- Set task: Lay out the items below as a Markdown table with the columns Row and Line, skipping blank lines. Cover only the lines from the first line of the items through the line with "chevron-right-icon[interactable]: ›: [44, 90, 47, 107]".

- Data to use:
[start]
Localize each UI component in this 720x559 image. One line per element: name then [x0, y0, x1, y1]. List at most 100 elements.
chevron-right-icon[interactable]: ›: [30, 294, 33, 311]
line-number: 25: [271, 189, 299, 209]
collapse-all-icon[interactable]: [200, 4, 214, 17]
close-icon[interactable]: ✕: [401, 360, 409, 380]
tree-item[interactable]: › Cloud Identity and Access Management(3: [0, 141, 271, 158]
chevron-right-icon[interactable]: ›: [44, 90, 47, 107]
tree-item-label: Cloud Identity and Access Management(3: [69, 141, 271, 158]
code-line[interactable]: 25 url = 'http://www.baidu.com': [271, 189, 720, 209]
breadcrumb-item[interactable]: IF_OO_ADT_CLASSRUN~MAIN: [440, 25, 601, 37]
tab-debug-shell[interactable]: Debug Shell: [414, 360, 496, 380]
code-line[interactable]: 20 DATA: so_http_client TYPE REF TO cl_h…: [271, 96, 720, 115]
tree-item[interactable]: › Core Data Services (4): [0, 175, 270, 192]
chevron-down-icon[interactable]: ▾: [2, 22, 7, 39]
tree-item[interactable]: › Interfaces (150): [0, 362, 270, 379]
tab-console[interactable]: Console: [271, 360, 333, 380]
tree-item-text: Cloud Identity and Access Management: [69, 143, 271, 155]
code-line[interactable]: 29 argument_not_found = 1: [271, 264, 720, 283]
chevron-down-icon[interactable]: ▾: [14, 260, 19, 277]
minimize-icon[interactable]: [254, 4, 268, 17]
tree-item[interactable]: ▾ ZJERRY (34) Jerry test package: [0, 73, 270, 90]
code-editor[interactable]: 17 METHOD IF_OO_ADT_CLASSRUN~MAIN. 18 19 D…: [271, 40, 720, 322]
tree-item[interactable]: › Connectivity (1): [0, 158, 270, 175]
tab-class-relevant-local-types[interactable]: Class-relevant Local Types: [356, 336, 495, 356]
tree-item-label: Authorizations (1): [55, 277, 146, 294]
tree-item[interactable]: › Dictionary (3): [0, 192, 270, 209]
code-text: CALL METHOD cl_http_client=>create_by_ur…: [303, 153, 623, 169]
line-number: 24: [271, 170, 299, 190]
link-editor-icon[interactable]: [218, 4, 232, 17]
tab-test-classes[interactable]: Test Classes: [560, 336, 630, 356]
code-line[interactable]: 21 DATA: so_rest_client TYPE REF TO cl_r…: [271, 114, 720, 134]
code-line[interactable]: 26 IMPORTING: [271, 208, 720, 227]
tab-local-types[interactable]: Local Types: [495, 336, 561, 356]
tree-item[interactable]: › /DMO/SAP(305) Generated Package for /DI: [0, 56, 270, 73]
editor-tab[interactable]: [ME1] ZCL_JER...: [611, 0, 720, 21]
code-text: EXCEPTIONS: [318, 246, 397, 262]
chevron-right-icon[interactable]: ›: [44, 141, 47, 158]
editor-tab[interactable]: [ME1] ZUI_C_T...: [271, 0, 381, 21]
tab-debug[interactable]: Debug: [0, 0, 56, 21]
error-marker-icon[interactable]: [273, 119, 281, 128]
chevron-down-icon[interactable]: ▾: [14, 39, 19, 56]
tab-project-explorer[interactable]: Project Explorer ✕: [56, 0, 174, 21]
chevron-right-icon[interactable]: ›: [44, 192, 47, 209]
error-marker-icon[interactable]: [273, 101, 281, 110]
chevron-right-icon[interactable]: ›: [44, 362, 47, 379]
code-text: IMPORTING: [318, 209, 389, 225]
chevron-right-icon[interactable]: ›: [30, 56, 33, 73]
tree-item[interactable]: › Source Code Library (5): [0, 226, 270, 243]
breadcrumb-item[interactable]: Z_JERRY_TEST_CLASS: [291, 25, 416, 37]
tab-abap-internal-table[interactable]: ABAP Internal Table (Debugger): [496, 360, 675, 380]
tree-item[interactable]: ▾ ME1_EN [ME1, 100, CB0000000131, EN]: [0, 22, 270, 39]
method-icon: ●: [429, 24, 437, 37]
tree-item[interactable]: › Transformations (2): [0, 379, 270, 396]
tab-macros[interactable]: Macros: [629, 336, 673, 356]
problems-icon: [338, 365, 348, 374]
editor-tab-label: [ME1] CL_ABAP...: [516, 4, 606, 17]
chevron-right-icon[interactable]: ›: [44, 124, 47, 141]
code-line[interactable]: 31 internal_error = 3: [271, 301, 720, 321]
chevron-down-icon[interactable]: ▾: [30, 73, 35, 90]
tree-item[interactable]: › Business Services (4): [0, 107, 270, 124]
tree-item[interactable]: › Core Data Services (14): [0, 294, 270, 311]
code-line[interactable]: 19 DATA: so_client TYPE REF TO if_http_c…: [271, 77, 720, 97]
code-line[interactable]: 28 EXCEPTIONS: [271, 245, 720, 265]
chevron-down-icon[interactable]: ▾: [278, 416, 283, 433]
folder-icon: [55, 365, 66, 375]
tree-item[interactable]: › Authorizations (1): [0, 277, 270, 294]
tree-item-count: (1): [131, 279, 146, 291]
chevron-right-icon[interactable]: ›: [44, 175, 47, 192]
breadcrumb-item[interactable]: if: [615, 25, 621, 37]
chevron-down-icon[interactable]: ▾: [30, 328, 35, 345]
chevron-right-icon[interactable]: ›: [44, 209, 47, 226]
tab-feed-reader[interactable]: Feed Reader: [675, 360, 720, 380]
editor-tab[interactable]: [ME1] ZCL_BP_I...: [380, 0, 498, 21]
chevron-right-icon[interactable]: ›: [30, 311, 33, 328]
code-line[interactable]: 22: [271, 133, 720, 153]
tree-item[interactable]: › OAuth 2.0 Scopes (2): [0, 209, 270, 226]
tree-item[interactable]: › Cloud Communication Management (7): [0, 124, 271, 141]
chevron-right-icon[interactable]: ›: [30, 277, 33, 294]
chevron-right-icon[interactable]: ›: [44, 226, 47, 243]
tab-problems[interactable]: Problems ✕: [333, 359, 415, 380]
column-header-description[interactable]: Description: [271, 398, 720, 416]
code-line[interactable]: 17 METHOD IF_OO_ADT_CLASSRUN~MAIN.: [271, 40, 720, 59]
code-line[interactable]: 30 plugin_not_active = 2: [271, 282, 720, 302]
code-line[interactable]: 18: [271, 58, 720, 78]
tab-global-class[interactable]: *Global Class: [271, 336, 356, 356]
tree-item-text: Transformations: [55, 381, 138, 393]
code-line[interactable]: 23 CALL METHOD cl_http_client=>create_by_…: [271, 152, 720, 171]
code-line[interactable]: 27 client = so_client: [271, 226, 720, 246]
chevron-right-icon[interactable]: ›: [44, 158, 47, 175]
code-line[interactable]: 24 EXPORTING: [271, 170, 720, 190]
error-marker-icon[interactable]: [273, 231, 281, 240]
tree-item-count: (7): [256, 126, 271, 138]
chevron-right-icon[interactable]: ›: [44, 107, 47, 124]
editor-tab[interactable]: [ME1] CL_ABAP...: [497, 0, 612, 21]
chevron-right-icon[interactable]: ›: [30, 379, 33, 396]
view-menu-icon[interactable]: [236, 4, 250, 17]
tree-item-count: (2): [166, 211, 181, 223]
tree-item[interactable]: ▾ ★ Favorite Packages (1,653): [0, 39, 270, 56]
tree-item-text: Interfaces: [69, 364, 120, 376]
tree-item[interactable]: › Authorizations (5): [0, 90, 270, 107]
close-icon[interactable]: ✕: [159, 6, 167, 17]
[end]
- Answer to this task:
| Row | Line |
|---|---|
| 1 | Localize each UI component in this 720x559 image. One line per element: name then [x0, y0, x1, y1]. List at most 100 elements. |
| 2 | chevron-right-icon[interactable]: ›: [30, 294, 33, 311] |
| 3 | line-number: 25: [271, 189, 299, 209] |
| 4 | collapse-all-icon[interactable]: [200, 4, 214, 17] |
| 5 | close-icon[interactable]: ✕: [401, 360, 409, 380] |
| 6 | tree-item[interactable]: › Cloud Identity and Access Management(3: [0, 141, 271, 158] |
| 7 | chevron-right-icon[interactable]: ›: [44, 90, 47, 107] |